-- What you have to do --
Would you pull out every line of the material that contains the string "JSON"?

-- Available data --

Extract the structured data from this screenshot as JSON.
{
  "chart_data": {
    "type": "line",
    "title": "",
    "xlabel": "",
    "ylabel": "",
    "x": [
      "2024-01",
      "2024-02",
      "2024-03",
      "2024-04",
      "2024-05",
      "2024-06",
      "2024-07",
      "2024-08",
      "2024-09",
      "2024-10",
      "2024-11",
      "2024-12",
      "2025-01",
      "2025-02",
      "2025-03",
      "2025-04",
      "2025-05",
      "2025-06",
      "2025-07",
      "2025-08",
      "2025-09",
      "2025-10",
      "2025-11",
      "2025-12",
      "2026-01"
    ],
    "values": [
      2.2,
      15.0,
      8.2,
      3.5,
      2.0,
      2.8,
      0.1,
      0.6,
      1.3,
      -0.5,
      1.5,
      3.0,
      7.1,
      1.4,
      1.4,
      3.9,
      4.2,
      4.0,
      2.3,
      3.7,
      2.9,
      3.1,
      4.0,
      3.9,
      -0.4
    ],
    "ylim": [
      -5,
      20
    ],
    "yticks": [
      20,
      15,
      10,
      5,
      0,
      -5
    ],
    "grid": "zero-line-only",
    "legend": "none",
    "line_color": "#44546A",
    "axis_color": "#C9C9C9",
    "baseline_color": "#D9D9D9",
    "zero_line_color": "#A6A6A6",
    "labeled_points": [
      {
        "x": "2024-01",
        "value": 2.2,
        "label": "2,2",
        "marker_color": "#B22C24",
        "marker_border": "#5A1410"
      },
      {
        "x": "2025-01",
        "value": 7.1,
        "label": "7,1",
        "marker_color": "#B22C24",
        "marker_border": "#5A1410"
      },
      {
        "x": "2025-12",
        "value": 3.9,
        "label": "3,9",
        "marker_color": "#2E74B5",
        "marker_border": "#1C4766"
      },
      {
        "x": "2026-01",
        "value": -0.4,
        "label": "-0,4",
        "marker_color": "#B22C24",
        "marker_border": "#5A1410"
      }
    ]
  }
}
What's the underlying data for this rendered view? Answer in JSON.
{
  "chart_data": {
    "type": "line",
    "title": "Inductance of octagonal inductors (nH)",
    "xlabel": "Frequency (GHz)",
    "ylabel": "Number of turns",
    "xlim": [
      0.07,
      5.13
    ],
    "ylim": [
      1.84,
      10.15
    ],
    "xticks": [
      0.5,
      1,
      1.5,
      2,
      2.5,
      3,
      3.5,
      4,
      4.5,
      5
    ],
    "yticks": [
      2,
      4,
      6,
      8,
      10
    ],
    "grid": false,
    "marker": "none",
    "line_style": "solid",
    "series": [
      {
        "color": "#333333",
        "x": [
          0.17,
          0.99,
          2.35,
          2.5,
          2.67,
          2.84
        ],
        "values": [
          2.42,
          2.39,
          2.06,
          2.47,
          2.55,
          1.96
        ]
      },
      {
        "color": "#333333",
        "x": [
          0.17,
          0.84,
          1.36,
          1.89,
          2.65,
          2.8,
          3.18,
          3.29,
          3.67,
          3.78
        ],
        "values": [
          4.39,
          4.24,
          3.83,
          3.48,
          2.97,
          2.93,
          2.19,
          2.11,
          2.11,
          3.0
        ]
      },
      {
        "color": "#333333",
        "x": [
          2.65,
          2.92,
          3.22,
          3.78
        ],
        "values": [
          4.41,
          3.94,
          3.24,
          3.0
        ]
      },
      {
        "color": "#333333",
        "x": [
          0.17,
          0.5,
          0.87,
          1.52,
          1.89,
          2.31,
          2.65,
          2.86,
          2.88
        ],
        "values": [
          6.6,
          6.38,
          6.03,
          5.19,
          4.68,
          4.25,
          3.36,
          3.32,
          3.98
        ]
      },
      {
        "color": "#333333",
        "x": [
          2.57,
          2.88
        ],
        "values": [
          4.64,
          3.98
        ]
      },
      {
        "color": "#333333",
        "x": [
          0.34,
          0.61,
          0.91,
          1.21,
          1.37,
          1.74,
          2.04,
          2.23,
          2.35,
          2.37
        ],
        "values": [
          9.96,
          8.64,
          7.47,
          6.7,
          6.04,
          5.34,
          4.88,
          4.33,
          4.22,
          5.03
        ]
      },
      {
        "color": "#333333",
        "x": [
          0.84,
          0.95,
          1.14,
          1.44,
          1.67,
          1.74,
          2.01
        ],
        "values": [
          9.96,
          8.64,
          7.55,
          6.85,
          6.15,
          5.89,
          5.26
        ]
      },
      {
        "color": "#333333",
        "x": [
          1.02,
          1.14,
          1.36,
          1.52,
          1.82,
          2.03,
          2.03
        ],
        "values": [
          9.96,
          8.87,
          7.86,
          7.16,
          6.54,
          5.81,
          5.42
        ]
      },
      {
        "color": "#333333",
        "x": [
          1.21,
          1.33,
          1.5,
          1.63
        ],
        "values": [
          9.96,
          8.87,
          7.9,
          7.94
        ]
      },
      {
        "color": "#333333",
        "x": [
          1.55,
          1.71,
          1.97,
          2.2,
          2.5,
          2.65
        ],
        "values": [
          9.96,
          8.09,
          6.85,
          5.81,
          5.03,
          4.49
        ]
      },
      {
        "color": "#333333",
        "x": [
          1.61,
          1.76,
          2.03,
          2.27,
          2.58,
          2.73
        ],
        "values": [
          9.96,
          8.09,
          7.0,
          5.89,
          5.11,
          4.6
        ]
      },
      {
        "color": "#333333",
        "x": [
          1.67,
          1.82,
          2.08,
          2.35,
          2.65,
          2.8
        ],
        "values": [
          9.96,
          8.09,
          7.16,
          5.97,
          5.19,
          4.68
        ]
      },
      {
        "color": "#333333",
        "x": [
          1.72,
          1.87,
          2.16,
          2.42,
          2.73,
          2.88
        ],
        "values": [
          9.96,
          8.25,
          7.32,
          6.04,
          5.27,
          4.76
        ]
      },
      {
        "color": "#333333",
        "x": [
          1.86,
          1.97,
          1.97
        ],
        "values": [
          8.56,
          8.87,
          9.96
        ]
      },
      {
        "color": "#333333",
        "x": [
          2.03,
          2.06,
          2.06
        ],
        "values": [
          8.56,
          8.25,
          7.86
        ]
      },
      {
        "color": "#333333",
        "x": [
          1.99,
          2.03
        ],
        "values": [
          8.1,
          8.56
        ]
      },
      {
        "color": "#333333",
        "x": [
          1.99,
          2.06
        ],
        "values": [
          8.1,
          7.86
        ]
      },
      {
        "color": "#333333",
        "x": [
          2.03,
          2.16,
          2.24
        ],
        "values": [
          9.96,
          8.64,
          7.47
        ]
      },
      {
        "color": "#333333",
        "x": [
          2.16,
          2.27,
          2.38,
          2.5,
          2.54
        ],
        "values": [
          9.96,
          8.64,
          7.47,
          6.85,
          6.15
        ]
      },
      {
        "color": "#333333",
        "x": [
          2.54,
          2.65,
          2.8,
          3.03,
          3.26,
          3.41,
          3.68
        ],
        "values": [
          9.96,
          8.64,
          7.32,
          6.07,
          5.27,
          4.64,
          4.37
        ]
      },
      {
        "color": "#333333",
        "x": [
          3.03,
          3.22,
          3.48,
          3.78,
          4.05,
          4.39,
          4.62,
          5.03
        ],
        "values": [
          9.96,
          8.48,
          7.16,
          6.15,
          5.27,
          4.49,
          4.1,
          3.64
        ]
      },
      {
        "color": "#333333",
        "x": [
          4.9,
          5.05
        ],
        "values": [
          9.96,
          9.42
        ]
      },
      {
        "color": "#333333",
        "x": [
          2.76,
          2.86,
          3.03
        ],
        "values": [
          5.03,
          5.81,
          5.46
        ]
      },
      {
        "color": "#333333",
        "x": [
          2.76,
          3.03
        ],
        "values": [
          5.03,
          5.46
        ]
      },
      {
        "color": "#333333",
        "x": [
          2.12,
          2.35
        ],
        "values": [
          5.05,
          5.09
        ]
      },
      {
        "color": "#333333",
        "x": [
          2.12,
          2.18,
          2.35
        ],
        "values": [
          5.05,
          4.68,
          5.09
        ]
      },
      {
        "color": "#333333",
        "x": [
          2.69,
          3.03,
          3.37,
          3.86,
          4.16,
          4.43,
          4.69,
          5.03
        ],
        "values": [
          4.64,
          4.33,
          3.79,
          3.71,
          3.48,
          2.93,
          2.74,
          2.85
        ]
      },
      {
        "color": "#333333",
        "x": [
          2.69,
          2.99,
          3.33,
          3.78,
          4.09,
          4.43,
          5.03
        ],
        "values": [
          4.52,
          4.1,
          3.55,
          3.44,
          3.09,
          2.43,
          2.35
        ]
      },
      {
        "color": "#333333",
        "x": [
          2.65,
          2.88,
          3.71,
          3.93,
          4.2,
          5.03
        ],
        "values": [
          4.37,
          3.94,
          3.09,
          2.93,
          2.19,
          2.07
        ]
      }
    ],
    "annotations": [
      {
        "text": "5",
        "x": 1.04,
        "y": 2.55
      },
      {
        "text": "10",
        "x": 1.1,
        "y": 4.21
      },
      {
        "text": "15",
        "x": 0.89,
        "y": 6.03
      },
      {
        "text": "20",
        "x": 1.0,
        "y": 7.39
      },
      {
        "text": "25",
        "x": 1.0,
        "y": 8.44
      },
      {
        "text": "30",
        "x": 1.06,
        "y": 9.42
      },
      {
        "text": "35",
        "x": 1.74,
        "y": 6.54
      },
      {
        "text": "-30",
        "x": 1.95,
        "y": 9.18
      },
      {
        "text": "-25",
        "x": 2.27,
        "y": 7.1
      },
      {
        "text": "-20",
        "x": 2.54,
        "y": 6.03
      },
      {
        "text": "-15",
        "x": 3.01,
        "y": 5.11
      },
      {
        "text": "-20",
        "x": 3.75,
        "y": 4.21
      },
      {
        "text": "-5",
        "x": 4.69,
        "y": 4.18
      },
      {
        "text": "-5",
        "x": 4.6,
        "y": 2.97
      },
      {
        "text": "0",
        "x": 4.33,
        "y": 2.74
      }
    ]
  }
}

-- Full solution --
Extract the structured data from this screenshot as JSON.
What's the underlying data for this rendered view? Answer in JSON.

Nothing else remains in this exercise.